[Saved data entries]
==================================================
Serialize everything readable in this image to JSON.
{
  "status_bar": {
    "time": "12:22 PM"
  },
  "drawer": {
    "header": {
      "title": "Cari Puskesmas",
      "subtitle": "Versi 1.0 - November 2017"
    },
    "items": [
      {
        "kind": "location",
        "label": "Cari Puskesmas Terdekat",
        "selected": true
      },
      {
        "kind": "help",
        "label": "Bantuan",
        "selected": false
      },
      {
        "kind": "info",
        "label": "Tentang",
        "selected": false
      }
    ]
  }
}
==================================================
### Given problem:
Reproduce the listing shown above in its entirety, exactly.

### Exercise response:
Serialize everything readable in this image to JSON.
{
  "status_bar": {
    "time": "12:22 PM"
  },
  "drawer": {
    "header": {
      "title": "Cari Puskesmas",
      "subtitle": "Versi 1.0 - November 2017"
    },
    "items": [
      {
        "kind": "location",
        "label": "Cari Puskesmas Terdekat",
        "selected": true
      },
      {
        "kind": "help",
        "label": "Bantuan",
        "selected": false
      },
      {
        "kind": "info",
        "label": "Tentang",
        "selected": false
      }
    ]
  }
}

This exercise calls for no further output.